#### TO BE DONE:
Reproduce the whole listing, character for character.

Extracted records
:::::

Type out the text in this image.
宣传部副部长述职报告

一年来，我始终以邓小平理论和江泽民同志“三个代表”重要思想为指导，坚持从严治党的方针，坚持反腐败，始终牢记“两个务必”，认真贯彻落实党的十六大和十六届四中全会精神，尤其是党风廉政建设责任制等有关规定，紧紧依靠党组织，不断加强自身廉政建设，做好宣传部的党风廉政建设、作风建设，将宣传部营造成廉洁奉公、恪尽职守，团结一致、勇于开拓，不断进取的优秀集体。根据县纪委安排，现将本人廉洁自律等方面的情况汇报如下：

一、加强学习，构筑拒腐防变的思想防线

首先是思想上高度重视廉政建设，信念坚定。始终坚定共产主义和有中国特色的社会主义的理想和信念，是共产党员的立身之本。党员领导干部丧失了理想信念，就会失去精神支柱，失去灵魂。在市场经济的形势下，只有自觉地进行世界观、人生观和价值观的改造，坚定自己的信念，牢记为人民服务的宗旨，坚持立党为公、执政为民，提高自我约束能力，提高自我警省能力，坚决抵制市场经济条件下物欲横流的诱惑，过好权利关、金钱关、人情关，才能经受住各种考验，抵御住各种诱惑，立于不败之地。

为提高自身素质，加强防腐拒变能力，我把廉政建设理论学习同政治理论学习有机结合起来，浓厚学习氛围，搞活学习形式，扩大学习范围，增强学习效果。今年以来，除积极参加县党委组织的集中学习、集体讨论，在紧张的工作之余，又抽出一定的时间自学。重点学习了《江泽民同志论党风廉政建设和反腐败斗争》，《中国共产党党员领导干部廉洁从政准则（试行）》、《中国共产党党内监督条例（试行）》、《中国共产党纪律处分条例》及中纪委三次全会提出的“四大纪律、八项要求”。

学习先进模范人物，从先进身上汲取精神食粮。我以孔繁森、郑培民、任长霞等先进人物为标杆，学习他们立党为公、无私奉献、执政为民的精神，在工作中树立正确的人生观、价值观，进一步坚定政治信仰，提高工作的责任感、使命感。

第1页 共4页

:::::

#### TASK RESULT:
Type out the text in this image.
宣传部副部长述职报告

一年来，我始终以邓小平理论和江泽民同志“三个代表”重要思想为指导，坚持从严治党的方针，坚持反腐败，始终牢记“两个务必”，认真贯彻落实党的十六大和十六届四中全会精神，尤其是党风廉政建设责任制等有关规定，紧紧依靠党组织，不断加强自身廉政建设，做好宣传部的党风廉政建设、作风建设，将宣传部营造成廉洁奉公、恪尽职守，团结一致、勇于开拓，不断进取的优秀集体。根据县纪委安排，现将本人廉洁自律等方面的情况汇报如下：

一、加强学习，构筑拒腐防变的思想防线

首先是思想上高度重视廉政建设，信念坚定。始终坚定共产主义和有中国特色的社会主义的理想和信念，是共产党员的立身之本。党员领导干部丧失了理想信念，就会失去精神支柱，失去灵魂。在市场经济的形势下，只有自觉地进行世界观、人生观和价值观的改造，坚定自己的信念，牢记为人民服务的宗旨，坚持立党为公、执政为民，提高自我约束能力，提高自我警省能力，坚决抵制市场经济条件下物欲横流的诱惑，过好权利关、金钱关、人情关，才能经受住各种考验，抵御住各种诱惑，立于不败之地。

为提高自身素质，加强防腐拒变能力，我把廉政建设理论学习同政治理论学习有机结合起来，浓厚学习氛围，搞活学习形式，扩大学习范围，增强学习效果。今年以来，除积极参加县党委组织的集中学习、集体讨论，在紧张的工作之余，又抽出一定的时间自学。重点学习了《江泽民同志论党风廉政建设和反腐败斗争》，《中国共产党党员领导干部廉洁从政准则（试行）》、《中国共产党党内监督条例（试行）》、《中国共产党纪律处分条例》及中纪委三次全会提出的“四大纪律、八项要求”。

学习先进模范人物，从先进身上汲取精神食粮。我以孔繁森、郑培民、任长霞等先进人物为标杆，学习他们立党为公、无私奉献、执政为民的精神，在工作中树立正确的人生观、价值观，进一步坚定政治信仰，提高工作的责任感、使命感。

第1页 共4页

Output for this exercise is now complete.